▶ [DIRECTIONS]
Recast the listing below as a JSON list of strings, with one string for each line and blank lines omitted.

▽

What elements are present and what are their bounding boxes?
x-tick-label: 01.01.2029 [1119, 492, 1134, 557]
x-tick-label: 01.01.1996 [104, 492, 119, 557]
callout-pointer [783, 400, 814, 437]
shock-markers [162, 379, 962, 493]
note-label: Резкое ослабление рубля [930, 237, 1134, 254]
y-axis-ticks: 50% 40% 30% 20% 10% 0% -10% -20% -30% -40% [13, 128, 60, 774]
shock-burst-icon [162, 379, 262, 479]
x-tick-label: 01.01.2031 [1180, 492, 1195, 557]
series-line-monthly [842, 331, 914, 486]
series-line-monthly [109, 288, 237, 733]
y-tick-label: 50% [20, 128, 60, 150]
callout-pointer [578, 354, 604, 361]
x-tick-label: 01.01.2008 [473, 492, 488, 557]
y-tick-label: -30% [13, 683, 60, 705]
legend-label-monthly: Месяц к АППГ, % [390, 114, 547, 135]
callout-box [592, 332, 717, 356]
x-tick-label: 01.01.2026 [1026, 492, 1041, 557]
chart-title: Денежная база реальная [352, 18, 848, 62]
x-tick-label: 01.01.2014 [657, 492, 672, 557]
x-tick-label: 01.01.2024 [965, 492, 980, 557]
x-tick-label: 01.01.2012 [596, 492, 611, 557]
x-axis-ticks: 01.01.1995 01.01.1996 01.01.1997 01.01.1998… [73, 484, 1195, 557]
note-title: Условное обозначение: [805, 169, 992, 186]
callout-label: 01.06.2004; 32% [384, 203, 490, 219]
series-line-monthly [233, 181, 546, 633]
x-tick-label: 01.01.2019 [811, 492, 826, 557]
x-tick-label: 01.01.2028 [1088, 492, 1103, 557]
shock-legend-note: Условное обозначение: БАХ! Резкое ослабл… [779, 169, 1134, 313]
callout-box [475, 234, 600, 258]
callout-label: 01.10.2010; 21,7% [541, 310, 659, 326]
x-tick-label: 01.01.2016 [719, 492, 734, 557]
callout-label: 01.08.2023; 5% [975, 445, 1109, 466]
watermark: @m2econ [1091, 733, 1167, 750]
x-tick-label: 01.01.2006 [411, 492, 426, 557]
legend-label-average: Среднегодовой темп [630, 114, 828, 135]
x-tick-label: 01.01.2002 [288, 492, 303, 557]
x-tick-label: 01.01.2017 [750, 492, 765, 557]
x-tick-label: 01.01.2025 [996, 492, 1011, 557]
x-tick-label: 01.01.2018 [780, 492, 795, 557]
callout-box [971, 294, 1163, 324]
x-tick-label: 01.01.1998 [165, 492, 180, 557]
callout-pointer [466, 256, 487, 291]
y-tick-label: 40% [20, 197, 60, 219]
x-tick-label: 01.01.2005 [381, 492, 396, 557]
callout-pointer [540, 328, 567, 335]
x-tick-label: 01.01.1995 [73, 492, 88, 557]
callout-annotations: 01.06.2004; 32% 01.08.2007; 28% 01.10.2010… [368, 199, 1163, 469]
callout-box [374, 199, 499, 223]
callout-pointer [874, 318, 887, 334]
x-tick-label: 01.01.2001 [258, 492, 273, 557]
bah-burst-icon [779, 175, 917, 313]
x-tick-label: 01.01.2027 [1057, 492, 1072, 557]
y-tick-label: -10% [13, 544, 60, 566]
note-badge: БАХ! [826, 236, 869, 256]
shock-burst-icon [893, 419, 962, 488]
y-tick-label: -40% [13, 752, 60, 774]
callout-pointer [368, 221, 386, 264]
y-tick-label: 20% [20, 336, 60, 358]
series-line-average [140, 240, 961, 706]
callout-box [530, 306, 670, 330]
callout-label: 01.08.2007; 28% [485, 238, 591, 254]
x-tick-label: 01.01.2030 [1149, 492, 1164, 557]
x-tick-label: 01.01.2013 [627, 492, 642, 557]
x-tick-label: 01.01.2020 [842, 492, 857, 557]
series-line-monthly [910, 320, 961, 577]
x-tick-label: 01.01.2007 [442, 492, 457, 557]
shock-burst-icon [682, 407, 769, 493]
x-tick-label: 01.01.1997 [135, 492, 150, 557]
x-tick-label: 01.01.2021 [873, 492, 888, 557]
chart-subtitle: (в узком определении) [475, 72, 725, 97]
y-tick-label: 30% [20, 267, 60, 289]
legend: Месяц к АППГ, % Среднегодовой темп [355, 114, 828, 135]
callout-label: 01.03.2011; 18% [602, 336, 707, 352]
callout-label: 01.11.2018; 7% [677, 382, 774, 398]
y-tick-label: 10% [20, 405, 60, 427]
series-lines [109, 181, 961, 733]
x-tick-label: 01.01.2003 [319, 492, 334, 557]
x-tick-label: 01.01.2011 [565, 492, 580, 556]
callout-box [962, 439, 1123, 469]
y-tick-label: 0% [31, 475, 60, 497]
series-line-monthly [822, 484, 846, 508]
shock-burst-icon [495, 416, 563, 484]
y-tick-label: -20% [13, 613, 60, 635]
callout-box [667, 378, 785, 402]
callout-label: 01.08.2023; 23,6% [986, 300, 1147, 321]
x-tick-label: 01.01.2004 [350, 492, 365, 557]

△

▶ [RESPONSE TO THIS TASK]
[
  "What elements are present and what are their bounding boxes?",
  "x-tick-label: 01.01.2029 [1119, 492, 1134, 557]",
  "x-tick-label: 01.01.1996 [104, 492, 119, 557]",
  "callout-pointer [783, 400, 814, 437]",
  "shock-markers [162, 379, 962, 493]",
  "note-label: Резкое ослабление рубля [930, 237, 1134, 254]",
  "y-axis-ticks: 50% 40% 30% 20% 10% 0% -10% -20% -30% -40% [13, 128, 60, 774]",
  "shock-burst-icon [162, 379, 262, 479]",
  "x-tick-label: 01.01.2031 [1180, 492, 1195, 557]",
  "series-line-monthly [842, 331, 914, 486]",
  "series-line-monthly [109, 288, 237, 733]",
  "y-tick-label: 50% [20, 128, 60, 150]",
  "callout-pointer [578, 354, 604, 361]",
  "x-tick-label: 01.01.2008 [473, 492, 488, 557]",
  "y-tick-label: -30% [13, 683, 60, 705]",
  "legend-label-monthly: Месяц к АППГ, % [390, 114, 547, 135]",
  "callout-box [592, 332, 717, 356]",
  "x-tick-label: 01.01.2026 [1026, 492, 1041, 557]",
  "chart-title: Денежная база реальная [352, 18, 848, 62]",
  "x-tick-label: 01.01.2014 [657, 492, 672, 557]",
  "x-tick-label: 01.01.2024 [965, 492, 980, 557]",
  "x-tick-label: 01.01.2012 [596, 492, 611, 557]",
  "x-axis-ticks: 01.01.1995 01.01.1996 01.01.1997 01.01.1998… [73, 484, 1195, 557]",
  "note-title: Условное обозначение: [805, 169, 992, 186]",
  "callout-label: 01.06.2004; 32% [384, 203, 490, 219]",
  "series-line-monthly [233, 181, 546, 633]",
  "x-tick-label: 01.01.2019 [811, 492, 826, 557]",
  "x-tick-label: 01.01.2028 [1088, 492, 1103, 557]",
  "shock-legend-note: Условное обозначение: БАХ! Резкое ослабл… [779, 169, 1134, 313]",
  "callout-box [475, 234, 600, 258]",
  "callout-label: 01.10.2010; 21,7% [541, 310, 659, 326]",
  "x-tick-label: 01.01.2016 [719, 492, 734, 557]",
  "callout-label: 01.08.2023; 5% [975, 445, 1109, 466]",
  "watermark: @m2econ [1091, 733, 1167, 750]",
  "x-tick-label: 01.01.2006 [411, 492, 426, 557]",
  "legend-label-average: Среднегодовой темп [630, 114, 828, 135]",
  "x-tick-label: 01.01.2002 [288, 492, 303, 557]",
  "x-tick-label: 01.01.2017 [750, 492, 765, 557]",
  "x-tick-label: 01.01.2025 [996, 492, 1011, 557]",
  "x-tick-label: 01.01.2018 [780, 492, 795, 557]",
  "callout-box [971, 294, 1163, 324]",
  "x-tick-label: 01.01.1998 [165, 492, 180, 557]",
  "callout-pointer [466, 256, 487, 291]",
  "y-tick-label: 40% [20, 197, 60, 219]",
  "x-tick-label: 01.01.2005 [381, 492, 396, 557]",
  "callout-pointer [540, 328, 567, 335]",
  "x-tick-label: 01.01.1995 [73, 492, 88, 557]",
  "callout-annotations: 01.06.2004; 32% 01.08.2007; 28% 01.10.2010… [368, 199, 1163, 469]",
  "callout-box [374, 199, 499, 223]",
  "callout-pointer [874, 318, 887, 334]",
  "x-tick-label: 01.01.2001 [258, 492, 273, 557]",
  "bah-burst-icon [779, 175, 917, 313]",
  "x-tick-label: 01.01.2027 [1057, 492, 1072, 557]",
  "y-tick-label: -10% [13, 544, 60, 566]",
  "note-badge: БАХ! [826, 236, 869, 256]",
  "shock-burst-icon [893, 419, 962, 488]",
  "y-tick-label: -40% [13, 752, 60, 774]",
  "callout-pointer [368, 221, 386, 264]",
  "y-tick-label: 20% [20, 336, 60, 358]",
  "series-line-average [140, 240, 961, 706]",
  "callout-box [530, 306, 670, 330]",
  "callout-label: 01.08.2007; 28% [485, 238, 591, 254]",
  "x-tick-label: 01.01.2030 [1149, 492, 1164, 557]",
  "x-tick-label: 01.01.2013 [627, 492, 642, 557]",
  "x-tick-label: 01.01.2020 [842, 492, 857, 557]",
  "series-line-monthly [910, 320, 961, 577]",
  "x-tick-label: 01.01.2007 [442, 492, 457, 557]",
  "shock-burst-icon [682, 407, 769, 493]",
  "x-tick-label: 01.01.1997 [135, 492, 150, 557]",
  "x-tick-label: 01.01.2021 [873, 492, 888, 557]",
  "chart-subtitle: (в узком определении) [475, 72, 725, 97]",
  "y-tick-label: 30% [20, 267, 60, 289]",
  "legend: Месяц к АППГ, % Среднегодовой темп [355, 114, 828, 135]",
  "callout-label: 01.03.2011; 18% [602, 336, 707, 352]",
  "callout-label: 01.11.2018; 7% [677, 382, 774, 398]",
  "y-tick-label: 10% [20, 405, 60, 427]",
  "series-lines [109, 181, 961, 733]",
  "x-tick-label: 01.01.2003 [319, 492, 334, 557]",
  "x-tick-label: 01.01.2011 [565, 492, 580, 556]",
  "callout-box [962, 439, 1123, 469]",
  "y-tick-label: 0% [31, 475, 60, 497]",
  "series-line-monthly [822, 484, 846, 508]",
  "shock-burst-icon [495, 416, 563, 484]",
  "y-tick-label: -20% [13, 613, 60, 635]",
  "callout-box [667, 378, 785, 402]",
  "callout-label: 01.08.2023; 23,6% [986, 300, 1147, 321]",
  "x-tick-label: 01.01.2004 [350, 492, 365, 557]"
]